*THE EXERCISE*
All entries are to be given again verbatim.

*RECORDS*
▶

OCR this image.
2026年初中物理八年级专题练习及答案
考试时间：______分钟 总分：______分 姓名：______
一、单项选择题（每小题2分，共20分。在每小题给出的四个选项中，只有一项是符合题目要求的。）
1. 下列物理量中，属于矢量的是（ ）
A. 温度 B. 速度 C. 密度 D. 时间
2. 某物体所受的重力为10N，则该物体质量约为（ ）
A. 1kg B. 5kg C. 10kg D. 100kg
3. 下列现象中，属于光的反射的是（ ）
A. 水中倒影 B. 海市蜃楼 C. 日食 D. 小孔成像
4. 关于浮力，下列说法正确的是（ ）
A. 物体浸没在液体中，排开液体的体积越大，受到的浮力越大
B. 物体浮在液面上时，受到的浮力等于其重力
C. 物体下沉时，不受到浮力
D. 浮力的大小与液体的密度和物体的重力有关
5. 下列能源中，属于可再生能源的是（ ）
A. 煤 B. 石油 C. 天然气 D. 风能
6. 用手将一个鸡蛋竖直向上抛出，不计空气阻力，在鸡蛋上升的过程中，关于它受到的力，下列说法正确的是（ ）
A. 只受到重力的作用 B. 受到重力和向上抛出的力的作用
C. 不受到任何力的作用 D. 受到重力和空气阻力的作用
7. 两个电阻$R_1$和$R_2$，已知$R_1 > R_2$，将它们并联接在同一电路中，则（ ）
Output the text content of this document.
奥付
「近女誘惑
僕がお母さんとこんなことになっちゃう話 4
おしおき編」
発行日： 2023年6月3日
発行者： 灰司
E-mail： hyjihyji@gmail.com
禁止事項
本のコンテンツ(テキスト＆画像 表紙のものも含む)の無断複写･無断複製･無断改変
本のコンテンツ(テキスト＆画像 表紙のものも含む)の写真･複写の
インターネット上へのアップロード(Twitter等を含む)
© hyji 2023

◀

*TASK OUTPUT*
OCR this image.
2026年初中物理八年级专题练习及答案
考试时间：______分钟 总分：______分 姓名：______
一、单项选择题（每小题2分，共20分。在每小题给出的四个选项中，只有一项是符合题目要求的。）
1. 下列物理量中，属于矢量的是（ ）
A. 温度 B. 速度 C. 密度 D. 时间
2. 某物体所受的重力为10N，则该物体质量约为（ ）
A. 1kg B. 5kg C. 10kg D. 100kg
3. 下列现象中，属于光的反射的是（ ）
A. 水中倒影 B. 海市蜃楼 C. 日食 D. 小孔成像
4. 关于浮力，下列说法正确的是（ ）
A. 物体浸没在液体中，排开液体的体积越大，受到的浮力越大
B. 物体浮在液面上时，受到的浮力等于其重力
C. 物体下沉时，不受到浮力
D. 浮力的大小与液体的密度和物体的重力有关
5. 下列能源中，属于可再生能源的是（ ）
A. 煤 B. 石油 C. 天然气 D. 风能
6. 用手将一个鸡蛋竖直向上抛出，不计空气阻力，在鸡蛋上升的过程中，关于它受到的力，下列说法正确的是（ ）
A. 只受到重力的作用 B. 受到重力和向上抛出的力的作用
C. 不受到任何力的作用 D. 受到重力和空气阻力的作用
7. 两个电阻$R_1$和$R_2$，已知$R_1 > R_2$，将它们并联接在同一电路中，则（ ）
Output the text content of this document.
奥付
「近女誘惑
僕がお母さんとこんなことになっちゃう話 4
おしおき編」
発行日： 2023年6月3日
発行者： 灰司
E-mail： hyjihyji@gmail.com
禁止事項
本のコンテンツ(テキスト＆画像 表紙のものも含む)の無断複写･無断複製･無断改変
本のコンテンツ(テキスト＆画像 表紙のものも含む)の写真･複写の
インターネット上へのアップロード(Twitter等を含む)
© hyji 2023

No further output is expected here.